# I have a serious problem!



## bshort (May 30, 2007)

Hello, 
I am new to handgunforum.net, and have specifically gained a login for discussion and information on my .454 casull 

As stated above I have a 454 casull, (made by Ruger, super redhawk Alaskan, 2.5 inch barrell)

I have had it for about a year, and have experienced a few problems with proper powder ignition.

recently I have had a new problem that is of yet unexplainable. 

I am loading 185 grain hornadys (copper case, no cannelure), which are performing in a way that scares me:

these handloads will fire the primer but not burn the powder,(h110, 30grains)
so the bullet goes about 1 inch into the barrel and sticks, all of the powder is compacted behind the bullet, but does not appear to be burnt at all.

I have loaded other 250 grain hornady (copper casing, WITH cannelure which I crimp into very well) and all of them will fire without a problem.

any thoughts????????????????????

bshort


----------



## DJ Niner (Oct 3, 2006)

Certain ball-type powders (including H110 and Win296) can be hard to ignite, and when they fail to light, you get what you described. To successfully use these powders, you need to watch three things: neck tension/bullet pull, crimp, and primer type.

Neck tension/bullet pull -- size all cases, even new ones, to maximize case mouth tension on the bullet once it is seated. A heavy crimp will NOT replace a tight bullet/case mouth fit; you need both to resist premature bullet movement (caused by the primer pop) until the powder can ignite.

Crimp -- Use a bullet with a cannelure or crimping groove, and crimp the case securely into the groove. If your cases are used/previously fired, check lengths regularly and trim when necessary to prevent inconsistent crimping (too high or too low in relation to the crimp groove).

Primer type -- Use magnum primers whenever possible (but make sure your load data were developed with mag primers; NEVER substitute mag primers into a non-mag-primer load). The longer/hotter flame of mag primers increases ignition reliability of these powders, and usually improves performance in cold-weather conditions, too.


----------



## Baldy (Jun 21, 2006)

DJ Niner wrapped that up in a nut shell. Real good information. Good luck.


----------



## bshort (May 30, 2007)

*Thanks jfor the info. what to do next?*

DJ Niner:

Thanks for the thoughts, I am currently doing 2 of your 3 reccomended procedures (Crimp and Primer choice)

* _ROWS_:

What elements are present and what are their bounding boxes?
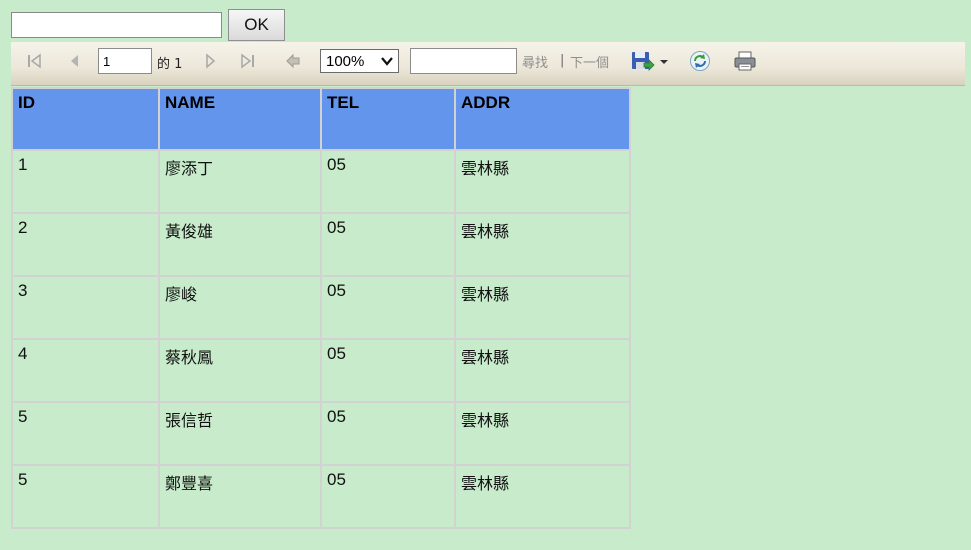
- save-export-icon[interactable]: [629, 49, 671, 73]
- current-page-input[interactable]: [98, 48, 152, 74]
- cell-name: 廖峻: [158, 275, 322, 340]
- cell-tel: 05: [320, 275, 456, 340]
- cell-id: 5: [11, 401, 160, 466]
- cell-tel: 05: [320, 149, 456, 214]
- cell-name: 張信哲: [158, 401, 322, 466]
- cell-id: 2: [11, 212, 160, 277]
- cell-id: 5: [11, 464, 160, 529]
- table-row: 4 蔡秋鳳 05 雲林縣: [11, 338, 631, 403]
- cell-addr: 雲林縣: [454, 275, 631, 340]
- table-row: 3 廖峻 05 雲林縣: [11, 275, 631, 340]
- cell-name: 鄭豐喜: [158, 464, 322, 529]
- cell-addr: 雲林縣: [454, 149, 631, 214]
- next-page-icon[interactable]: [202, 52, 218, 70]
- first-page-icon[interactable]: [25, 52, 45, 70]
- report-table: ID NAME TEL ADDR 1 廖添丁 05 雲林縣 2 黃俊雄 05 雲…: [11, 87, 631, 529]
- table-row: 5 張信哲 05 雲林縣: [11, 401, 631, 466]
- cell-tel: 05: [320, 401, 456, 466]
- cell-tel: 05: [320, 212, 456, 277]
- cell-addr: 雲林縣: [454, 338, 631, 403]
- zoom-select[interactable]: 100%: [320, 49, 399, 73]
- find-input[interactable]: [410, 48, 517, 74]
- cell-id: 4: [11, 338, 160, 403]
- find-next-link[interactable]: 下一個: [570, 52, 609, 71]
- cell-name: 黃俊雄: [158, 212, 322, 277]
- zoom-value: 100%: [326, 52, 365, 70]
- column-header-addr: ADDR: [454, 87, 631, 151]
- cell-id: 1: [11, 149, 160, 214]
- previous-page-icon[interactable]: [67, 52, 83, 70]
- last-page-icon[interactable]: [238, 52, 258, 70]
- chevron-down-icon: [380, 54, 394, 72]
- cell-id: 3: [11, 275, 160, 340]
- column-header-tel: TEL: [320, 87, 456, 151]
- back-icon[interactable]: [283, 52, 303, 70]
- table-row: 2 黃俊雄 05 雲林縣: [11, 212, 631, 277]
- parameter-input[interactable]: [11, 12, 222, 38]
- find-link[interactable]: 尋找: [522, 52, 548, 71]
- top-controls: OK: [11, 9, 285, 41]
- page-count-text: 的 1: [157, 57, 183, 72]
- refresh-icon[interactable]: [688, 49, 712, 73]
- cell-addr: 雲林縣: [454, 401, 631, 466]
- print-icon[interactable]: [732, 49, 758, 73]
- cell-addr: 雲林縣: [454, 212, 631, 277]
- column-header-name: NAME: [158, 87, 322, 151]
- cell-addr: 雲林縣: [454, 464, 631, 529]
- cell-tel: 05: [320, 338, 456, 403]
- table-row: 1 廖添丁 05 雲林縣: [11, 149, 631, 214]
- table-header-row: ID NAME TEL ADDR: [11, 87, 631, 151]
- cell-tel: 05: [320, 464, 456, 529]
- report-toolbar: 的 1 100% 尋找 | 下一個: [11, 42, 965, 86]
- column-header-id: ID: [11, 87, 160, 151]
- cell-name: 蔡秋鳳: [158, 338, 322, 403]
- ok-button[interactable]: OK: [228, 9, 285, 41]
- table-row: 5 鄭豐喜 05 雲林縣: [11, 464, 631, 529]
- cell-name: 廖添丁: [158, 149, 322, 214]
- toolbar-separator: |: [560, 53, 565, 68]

--

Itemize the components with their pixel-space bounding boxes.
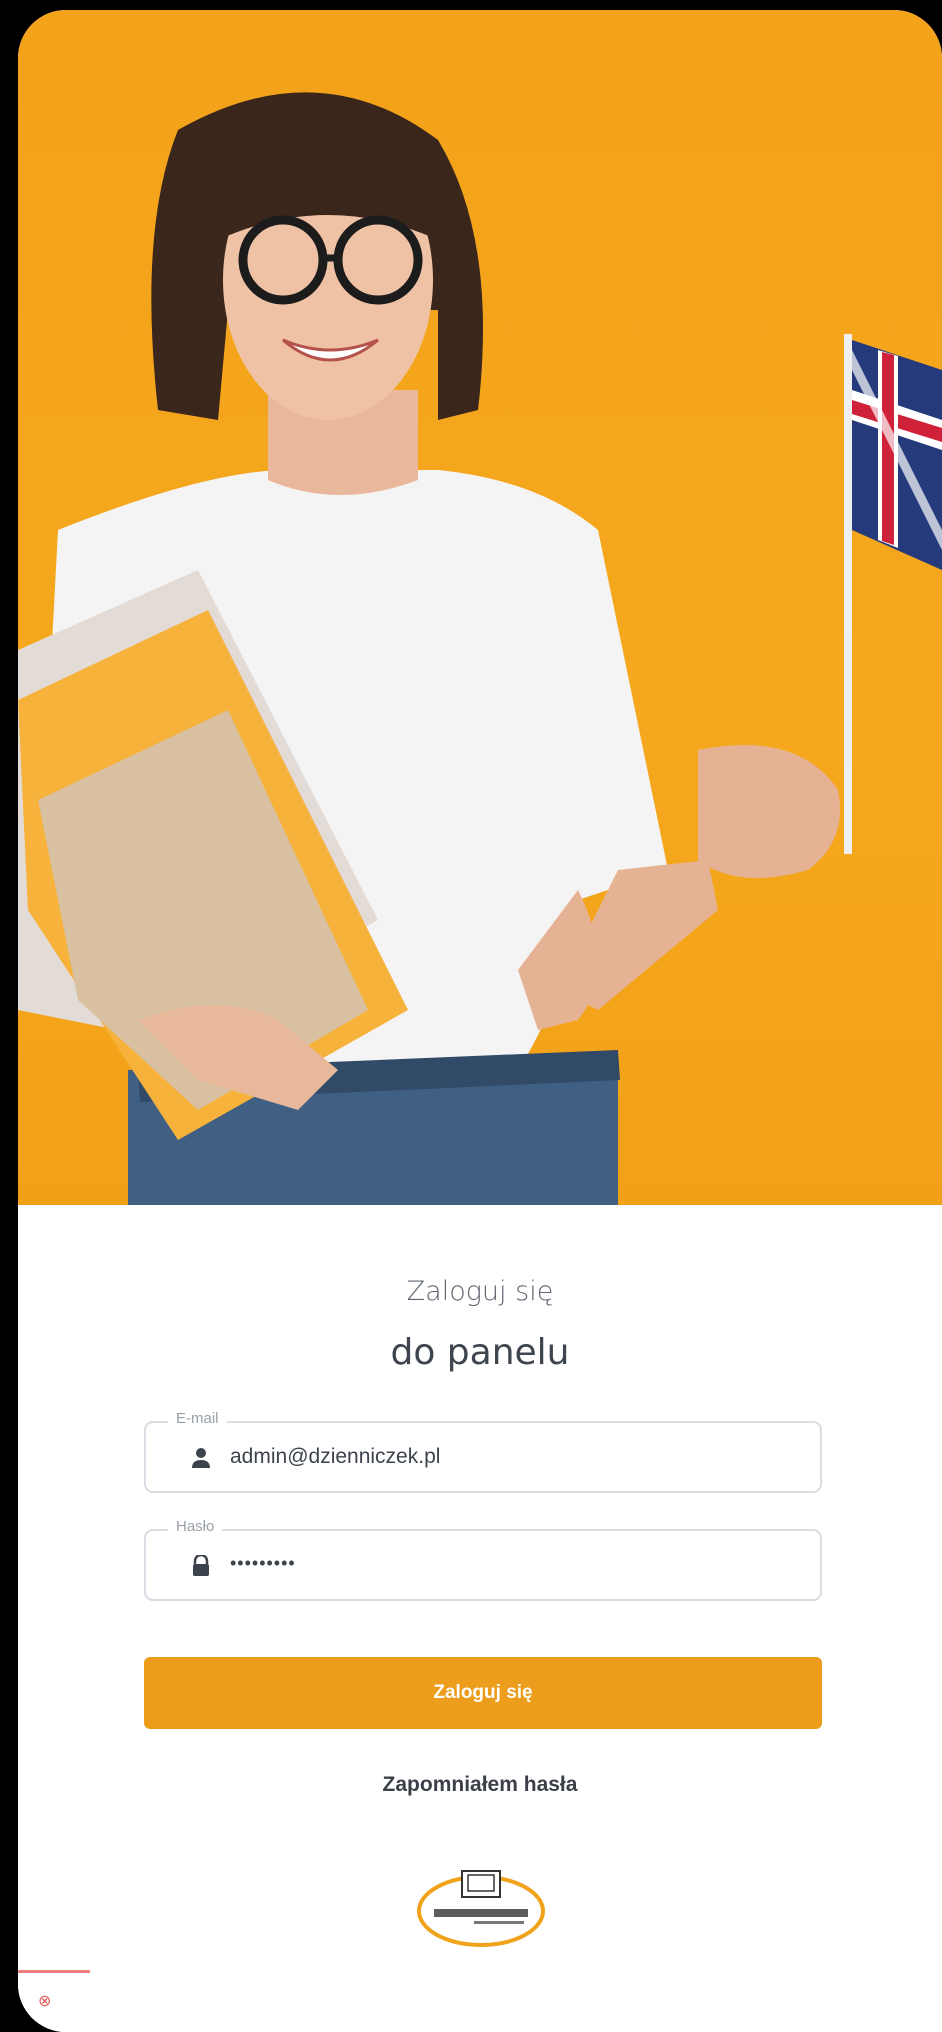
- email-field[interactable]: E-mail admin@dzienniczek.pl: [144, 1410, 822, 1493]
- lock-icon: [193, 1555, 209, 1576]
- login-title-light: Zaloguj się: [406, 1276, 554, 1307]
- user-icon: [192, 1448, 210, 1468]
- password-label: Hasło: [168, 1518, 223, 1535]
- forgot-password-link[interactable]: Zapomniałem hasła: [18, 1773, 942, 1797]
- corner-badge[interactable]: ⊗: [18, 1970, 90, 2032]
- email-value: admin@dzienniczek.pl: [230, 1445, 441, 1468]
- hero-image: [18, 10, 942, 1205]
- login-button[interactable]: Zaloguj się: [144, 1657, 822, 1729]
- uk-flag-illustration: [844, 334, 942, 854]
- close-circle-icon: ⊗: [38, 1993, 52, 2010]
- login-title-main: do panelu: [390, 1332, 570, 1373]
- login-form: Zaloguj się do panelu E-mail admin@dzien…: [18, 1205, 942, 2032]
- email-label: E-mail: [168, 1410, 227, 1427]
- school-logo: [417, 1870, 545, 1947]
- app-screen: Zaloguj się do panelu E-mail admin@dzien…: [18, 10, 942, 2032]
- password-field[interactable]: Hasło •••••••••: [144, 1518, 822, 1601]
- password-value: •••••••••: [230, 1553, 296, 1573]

* _WHAT TO WORK ON_:
a – In the forum thread:
(i) What powder and charge did bshort use in the 185 grain Hornady loads?
(ii) What three things does DJ Niner say to watch when using hard-to-ignite ball-type powders?
(iii) Which two of those procedures does bshort say he is already doing?
b – Can you give the stretch of the records from the line containing "- save-export-icon[interactable]: [629, 49, 671, 73]" through the line containing "- cell-name: 黃俊雄: [158, 212, 322, 277]" again, replacing "cell-addr" with "cell-address" and leaving everything else unchanged?

* _TASK-BY-TASK RESULTS_:
a –
(i) H110, 30 grains.
(ii) Neck tension/bullet pull, crimp, and primer type.
(iii) Crimp and primer choice.

b –
- save-export-icon[interactable]: [629, 49, 671, 73]
- current-page-input[interactable]: [98, 48, 152, 74]
- cell-name: 廖峻: [158, 275, 322, 340]
- cell-tel: 05: [320, 275, 456, 340]
- cell-id: 5: [11, 401, 160, 466]
- cell-tel: 05: [320, 149, 456, 214]
- cell-name: 張信哲: [158, 401, 322, 466]
- cell-id: 2: [11, 212, 160, 277]
- cell-id: 5: [11, 464, 160, 529]
- table-row: 4 蔡秋鳳 05 雲林縣: [11, 338, 631, 403]
- cell-address: 雲林縣: [454, 275, 631, 340]
- table-row: 3 廖峻 05 雲林縣: [11, 275, 631, 340]
- cell-name: 鄭豐喜: [158, 464, 322, 529]
- cell-address: 雲林縣: [454, 149, 631, 214]
- next-page-icon[interactable]: [202, 52, 218, 70]
- first-page-icon[interactable]: [25, 52, 45, 70]
- report-table: ID NAME TEL ADDR 1 廖添丁 05 雲林縣 2 黃俊雄 05 雲…: [11, 87, 631, 529]
- table-row: 5 張信哲 05 雲林縣: [11, 401, 631, 466]
- cell-tel: 05: [320, 401, 456, 466]
- cell-tel: 05: [320, 212, 456, 277]
- cell-address: 雲林縣: [454, 338, 631, 403]
- zoom-select[interactable]: 100%: [320, 49, 399, 73]
- find-input[interactable]: [410, 48, 517, 74]
- cell-id: 4: [11, 338, 160, 403]
- find-next-link[interactable]: 下一個: [570, 52, 609, 71]
- cell-name: 黃俊雄: [158, 212, 322, 277]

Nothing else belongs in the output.